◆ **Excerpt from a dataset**
···

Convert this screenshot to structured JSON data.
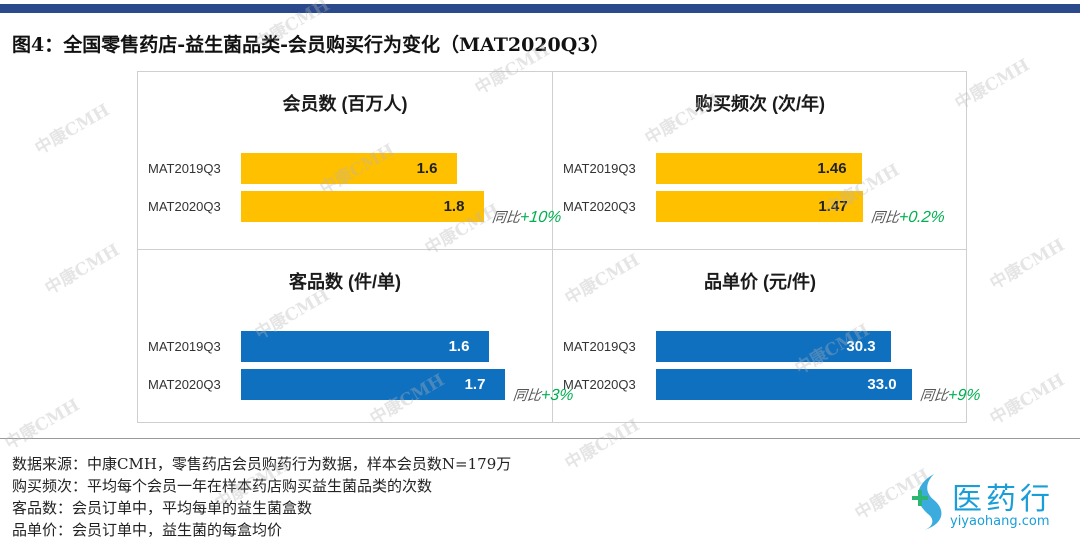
{
  "title": "图4：全国零售药店-益生菌品类-会员购买行为变化（MAT2020Q3）",
  "chart_data": [
    {
      "type": "bar",
      "title": "会员数 (百万人)",
      "categories": [
        "MAT2019Q3",
        "MAT2020Q3"
      ],
      "values": [
        1.6,
        1.8
      ],
      "value_labels": [
        "1.6",
        "1.8"
      ],
      "color": "#ffc000",
      "yoy_label": "同比",
      "yoy_value": "+10%"
    },
    {
      "type": "bar",
      "title": "购买频次 (次/年)",
      "categories": [
        "MAT2019Q3",
        "MAT2020Q3"
      ],
      "values": [
        1.46,
        1.47
      ],
      "value_labels": [
        "1.46",
        "1.47"
      ],
      "color": "#ffc000",
      "yoy_label": "同比",
      "yoy_value": "+0.2%"
    },
    {
      "type": "bar",
      "title": "客品数 (件/单)",
      "categories": [
        "MAT2019Q3",
        "MAT2020Q3"
      ],
      "values": [
        1.6,
        1.7
      ],
      "value_labels": [
        "1.6",
        "1.7"
      ],
      "color": "#1070c0",
      "yoy_label": "同比",
      "yoy_value": "+3%"
    },
    {
      "type": "bar",
      "title": "品单价 (元/件)",
      "categories": [
        "MAT2019Q3",
        "MAT2020Q3"
      ],
      "values": [
        30.3,
        33.0
      ],
      "value_labels": [
        "30.3",
        "33.0"
      ],
      "color": "#1070c0",
      "yoy_label": "同比",
      "yoy_value": "+9%"
    }
  ],
  "notes": [
    "数据来源：中康CMH，零售药店会员购药行为数据，样本会员数N=179万",
    "购买频次：平均每个会员一年在样本药店购买益生菌品类的次数",
    "客品数：会员订单中，平均每单的益生菌盒数",
    "品单价：会员订单中，益生菌的每盒均价"
  ],
  "watermark": "中康CMH",
  "logo": {
    "name": "医药行",
    "url": "yiyaohang.com"
  }
}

···

◆ **EXERCISE**
Each record should be quoted exactly, with the images omitted.

◆ **FINAL ANSWER**
Convert this screenshot to structured JSON data.
{
  "title": "图4：全国零售药店-益生菌品类-会员购买行为变化（MAT2020Q3）",
  "chart_data": [
    {
      "type": "bar",
      "title": "会员数 (百万人)",
      "categories": [
        "MAT2019Q3",
        "MAT2020Q3"
      ],
      "values": [
        1.6,
        1.8
      ],
      "value_labels": [
        "1.6",
        "1.8"
      ],
      "color": "#ffc000",
      "yoy_label": "同比",
      "yoy_value": "+10%"
    },
    {
      "type": "bar",
      "title": "购买频次 (次/年)",
      "categories": [
        "MAT2019Q3",
        "MAT2020Q3"
      ],
      "values": [
        1.46,
        1.47
      ],
      "value_labels": [
        "1.46",
        "1.47"
      ],
      "color": "#ffc000",
      "yoy_label": "同比",
      "yoy_value": "+0.2%"
    },
    {
      "type": "bar",
      "title": "客品数 (件/单)",
      "categories": [
        "MAT2019Q3",
        "MAT2020Q3"
      ],
      "values": [
        1.6,
        1.7
      ],
      "value_labels": [
        "1.6",
        "1.7"
      ],
      "color": "#1070c0",
      "yoy_label": "同比",
      "yoy_value": "+3%"
    },
    {
      "type": "bar",
      "title": "品单价 (元/件)",
      "categories": [
        "MAT2019Q3",
        "MAT2020Q3"
      ],
      "values": [
        30.3,
        33.0
      ],
      "value_labels": [
        "30.3",
        "33.0"
      ],
      "color": "#1070c0",
      "yoy_label": "同比",
      "yoy_value": "+9%"
    }
  ],
  "notes": [
    "数据来源：中康CMH，零售药店会员购药行为数据，样本会员数N=179万",
    "购买频次：平均每个会员一年在样本药店购买益生菌品类的次数",
    "客品数：会员订单中，平均每单的益生菌盒数",
    "品单价：会员订单中，益生菌的每盒均价"
  ],
  "watermark": "中康CMH",
  "logo": {
    "name": "医药行",
    "url": "yiyaohang.com"
  }
}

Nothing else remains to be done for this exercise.